Aim of the task:
Identify each line below containing the string "Teoria" and copy it.

Extracted information:

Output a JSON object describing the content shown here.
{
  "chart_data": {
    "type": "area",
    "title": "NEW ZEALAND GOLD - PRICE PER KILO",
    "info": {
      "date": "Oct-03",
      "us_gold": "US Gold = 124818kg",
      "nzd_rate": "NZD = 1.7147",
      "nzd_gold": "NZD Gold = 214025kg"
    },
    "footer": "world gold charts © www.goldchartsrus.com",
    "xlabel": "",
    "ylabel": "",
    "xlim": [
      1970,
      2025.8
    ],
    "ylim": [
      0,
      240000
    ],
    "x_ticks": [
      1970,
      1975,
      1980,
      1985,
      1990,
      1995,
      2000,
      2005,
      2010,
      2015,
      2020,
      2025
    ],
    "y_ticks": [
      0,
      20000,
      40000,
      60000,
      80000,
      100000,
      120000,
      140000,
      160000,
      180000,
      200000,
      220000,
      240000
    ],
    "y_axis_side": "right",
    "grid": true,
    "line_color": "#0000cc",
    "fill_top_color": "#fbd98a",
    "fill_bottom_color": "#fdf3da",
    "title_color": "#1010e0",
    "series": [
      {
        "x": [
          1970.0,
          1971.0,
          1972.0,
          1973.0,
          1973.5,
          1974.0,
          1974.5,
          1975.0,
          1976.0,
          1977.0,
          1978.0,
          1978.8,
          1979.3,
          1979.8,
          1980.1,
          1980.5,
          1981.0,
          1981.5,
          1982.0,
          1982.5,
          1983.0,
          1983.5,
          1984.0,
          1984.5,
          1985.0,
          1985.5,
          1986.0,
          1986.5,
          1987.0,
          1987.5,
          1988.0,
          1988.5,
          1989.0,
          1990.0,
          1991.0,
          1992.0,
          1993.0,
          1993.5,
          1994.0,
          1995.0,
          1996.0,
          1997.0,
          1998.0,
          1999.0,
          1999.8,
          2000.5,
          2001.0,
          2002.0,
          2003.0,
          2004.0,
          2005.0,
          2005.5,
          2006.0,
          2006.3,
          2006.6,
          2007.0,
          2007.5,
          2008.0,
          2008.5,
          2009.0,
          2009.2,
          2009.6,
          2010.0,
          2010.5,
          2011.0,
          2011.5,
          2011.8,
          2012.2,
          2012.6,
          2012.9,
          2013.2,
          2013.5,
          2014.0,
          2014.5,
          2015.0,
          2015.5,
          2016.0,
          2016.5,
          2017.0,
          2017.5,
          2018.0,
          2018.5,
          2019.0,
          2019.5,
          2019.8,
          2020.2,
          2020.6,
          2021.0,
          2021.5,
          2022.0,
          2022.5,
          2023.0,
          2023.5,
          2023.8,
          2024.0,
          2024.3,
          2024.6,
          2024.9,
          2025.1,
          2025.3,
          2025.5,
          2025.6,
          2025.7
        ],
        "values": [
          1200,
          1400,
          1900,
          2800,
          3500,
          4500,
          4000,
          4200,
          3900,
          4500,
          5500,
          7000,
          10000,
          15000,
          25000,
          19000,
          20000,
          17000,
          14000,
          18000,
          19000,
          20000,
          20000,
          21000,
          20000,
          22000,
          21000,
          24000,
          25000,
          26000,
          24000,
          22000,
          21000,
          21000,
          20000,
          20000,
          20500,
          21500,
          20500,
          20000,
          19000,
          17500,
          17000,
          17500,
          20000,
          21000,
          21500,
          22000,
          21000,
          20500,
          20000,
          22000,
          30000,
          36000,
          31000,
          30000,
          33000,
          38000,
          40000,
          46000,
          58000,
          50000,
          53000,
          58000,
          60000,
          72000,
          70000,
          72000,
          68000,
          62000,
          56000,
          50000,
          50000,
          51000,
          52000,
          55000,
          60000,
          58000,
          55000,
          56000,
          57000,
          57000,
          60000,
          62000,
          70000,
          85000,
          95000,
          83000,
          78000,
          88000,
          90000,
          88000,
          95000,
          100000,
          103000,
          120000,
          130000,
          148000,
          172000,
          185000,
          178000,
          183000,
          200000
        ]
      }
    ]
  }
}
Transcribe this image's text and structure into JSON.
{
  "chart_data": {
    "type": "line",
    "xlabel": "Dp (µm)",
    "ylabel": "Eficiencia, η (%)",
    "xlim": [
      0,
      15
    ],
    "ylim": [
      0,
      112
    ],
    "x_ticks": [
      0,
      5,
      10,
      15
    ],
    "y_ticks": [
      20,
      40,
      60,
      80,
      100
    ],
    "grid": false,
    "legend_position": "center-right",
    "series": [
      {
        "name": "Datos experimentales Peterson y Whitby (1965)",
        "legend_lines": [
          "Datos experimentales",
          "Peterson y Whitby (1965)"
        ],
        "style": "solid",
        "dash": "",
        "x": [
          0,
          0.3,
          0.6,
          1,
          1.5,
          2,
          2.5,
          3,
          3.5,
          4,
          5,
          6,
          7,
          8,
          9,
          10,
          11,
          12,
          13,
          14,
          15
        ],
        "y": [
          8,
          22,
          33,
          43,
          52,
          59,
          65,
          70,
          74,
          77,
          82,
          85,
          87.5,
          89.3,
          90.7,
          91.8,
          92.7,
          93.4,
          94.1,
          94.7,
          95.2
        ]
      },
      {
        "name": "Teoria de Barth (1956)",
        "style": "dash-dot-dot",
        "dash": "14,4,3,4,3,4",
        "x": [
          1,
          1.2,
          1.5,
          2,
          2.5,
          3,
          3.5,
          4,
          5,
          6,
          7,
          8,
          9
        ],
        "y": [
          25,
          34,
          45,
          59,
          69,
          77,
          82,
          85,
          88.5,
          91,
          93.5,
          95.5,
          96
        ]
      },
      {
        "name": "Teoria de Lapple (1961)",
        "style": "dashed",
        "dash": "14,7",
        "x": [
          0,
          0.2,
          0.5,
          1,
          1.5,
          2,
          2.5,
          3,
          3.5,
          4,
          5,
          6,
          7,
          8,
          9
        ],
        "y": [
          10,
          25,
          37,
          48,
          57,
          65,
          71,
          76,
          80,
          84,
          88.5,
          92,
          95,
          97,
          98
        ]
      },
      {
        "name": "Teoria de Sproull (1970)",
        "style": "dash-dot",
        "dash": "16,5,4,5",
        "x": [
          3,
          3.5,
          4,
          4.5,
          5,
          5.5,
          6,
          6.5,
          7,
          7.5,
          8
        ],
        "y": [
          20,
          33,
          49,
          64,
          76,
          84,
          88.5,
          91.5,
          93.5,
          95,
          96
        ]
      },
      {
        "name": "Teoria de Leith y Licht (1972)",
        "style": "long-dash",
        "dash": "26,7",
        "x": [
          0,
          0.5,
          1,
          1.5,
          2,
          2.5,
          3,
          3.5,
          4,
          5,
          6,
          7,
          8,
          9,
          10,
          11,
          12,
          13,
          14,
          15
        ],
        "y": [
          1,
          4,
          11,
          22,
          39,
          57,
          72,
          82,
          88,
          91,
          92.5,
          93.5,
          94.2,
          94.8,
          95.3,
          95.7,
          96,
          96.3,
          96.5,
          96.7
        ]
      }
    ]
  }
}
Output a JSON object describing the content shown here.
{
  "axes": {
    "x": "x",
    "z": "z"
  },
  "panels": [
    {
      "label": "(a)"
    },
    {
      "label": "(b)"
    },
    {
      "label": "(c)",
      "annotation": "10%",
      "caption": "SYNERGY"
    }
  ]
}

...

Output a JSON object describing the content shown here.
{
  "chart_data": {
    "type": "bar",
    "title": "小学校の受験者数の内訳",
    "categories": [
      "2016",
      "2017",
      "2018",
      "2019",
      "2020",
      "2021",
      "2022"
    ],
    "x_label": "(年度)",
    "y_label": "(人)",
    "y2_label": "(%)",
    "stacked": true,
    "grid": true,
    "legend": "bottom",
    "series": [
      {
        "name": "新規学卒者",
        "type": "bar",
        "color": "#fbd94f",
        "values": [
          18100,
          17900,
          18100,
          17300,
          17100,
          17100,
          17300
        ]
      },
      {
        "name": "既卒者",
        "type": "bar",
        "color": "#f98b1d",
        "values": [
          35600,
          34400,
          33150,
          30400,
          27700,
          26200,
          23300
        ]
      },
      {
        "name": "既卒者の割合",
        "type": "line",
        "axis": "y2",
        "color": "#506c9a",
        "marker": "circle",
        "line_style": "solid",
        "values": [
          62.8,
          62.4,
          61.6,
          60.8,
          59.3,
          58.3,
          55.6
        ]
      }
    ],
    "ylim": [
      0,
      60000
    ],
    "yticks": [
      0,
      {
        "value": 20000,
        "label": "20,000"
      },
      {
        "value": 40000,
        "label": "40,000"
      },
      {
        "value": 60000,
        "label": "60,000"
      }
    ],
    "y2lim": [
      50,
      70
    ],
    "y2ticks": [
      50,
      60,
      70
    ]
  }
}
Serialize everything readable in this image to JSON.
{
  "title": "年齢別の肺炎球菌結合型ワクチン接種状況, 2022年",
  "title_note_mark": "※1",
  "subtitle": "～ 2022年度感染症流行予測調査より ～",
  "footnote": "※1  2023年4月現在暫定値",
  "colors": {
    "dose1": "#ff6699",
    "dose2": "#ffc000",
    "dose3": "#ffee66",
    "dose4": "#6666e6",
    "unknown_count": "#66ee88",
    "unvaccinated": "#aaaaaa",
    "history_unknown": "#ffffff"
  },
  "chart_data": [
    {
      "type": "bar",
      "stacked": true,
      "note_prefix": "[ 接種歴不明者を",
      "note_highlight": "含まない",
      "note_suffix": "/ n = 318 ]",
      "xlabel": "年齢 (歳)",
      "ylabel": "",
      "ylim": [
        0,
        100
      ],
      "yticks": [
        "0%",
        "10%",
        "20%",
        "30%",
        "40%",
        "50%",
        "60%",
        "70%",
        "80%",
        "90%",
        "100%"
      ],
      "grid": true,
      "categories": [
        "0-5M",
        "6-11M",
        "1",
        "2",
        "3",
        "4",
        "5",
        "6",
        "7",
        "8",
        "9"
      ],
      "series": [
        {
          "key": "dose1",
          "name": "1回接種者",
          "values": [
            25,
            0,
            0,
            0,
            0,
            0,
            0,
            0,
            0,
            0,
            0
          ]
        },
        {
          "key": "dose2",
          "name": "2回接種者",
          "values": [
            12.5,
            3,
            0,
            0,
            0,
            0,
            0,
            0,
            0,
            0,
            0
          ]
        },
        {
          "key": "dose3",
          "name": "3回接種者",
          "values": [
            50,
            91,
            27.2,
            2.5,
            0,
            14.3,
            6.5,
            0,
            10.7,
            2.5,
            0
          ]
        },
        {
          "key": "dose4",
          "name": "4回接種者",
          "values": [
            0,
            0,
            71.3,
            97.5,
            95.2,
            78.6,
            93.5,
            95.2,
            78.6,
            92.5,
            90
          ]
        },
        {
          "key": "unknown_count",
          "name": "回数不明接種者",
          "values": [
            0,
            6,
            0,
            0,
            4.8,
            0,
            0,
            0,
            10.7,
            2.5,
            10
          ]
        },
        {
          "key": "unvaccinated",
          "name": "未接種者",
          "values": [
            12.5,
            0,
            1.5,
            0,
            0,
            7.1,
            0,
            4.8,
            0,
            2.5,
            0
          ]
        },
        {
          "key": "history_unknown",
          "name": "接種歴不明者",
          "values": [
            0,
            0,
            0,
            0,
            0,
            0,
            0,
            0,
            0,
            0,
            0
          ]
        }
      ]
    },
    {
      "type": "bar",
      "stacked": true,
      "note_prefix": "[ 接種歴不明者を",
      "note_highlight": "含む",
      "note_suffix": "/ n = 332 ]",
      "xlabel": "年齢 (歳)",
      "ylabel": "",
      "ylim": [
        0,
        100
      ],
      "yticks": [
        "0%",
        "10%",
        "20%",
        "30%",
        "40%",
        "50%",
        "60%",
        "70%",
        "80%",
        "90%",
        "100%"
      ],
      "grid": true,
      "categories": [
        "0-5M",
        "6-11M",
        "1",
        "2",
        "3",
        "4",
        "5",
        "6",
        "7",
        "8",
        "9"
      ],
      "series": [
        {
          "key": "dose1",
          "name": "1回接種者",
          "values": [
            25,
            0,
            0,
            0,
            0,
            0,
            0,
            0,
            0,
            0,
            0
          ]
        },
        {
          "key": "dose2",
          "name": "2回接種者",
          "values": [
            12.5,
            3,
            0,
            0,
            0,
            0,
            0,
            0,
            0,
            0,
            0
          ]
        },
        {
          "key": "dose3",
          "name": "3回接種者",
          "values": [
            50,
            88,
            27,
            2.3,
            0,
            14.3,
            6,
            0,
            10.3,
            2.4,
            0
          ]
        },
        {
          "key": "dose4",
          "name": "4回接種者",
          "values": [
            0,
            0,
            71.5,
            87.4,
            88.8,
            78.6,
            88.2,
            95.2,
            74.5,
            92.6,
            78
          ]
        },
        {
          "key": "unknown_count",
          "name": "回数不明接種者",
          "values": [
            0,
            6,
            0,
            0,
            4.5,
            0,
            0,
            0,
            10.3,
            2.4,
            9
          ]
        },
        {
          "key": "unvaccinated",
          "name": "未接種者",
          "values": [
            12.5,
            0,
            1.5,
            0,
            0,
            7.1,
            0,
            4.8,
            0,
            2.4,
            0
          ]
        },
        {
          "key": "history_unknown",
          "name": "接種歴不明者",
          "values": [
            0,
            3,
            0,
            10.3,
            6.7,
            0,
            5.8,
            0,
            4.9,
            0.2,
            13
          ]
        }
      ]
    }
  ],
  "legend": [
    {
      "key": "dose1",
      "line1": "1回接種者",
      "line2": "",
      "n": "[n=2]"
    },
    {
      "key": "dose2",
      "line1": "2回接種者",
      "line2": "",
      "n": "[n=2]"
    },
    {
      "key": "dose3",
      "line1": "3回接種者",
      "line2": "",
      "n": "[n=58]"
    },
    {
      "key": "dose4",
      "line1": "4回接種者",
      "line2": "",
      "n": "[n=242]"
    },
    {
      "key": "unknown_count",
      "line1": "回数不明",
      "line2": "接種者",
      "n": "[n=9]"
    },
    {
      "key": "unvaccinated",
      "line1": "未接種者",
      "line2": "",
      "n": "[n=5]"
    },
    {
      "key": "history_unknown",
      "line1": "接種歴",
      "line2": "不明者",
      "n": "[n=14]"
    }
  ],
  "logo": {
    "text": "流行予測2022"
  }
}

Finished exercise:
        "name": "Teoria de Barth (1956)",
        "name": "Teoria de Lapple (1961)",
        "name": "Teoria de Sproull (1970)",
        "name": "Teoria de Leith y Licht (1972)",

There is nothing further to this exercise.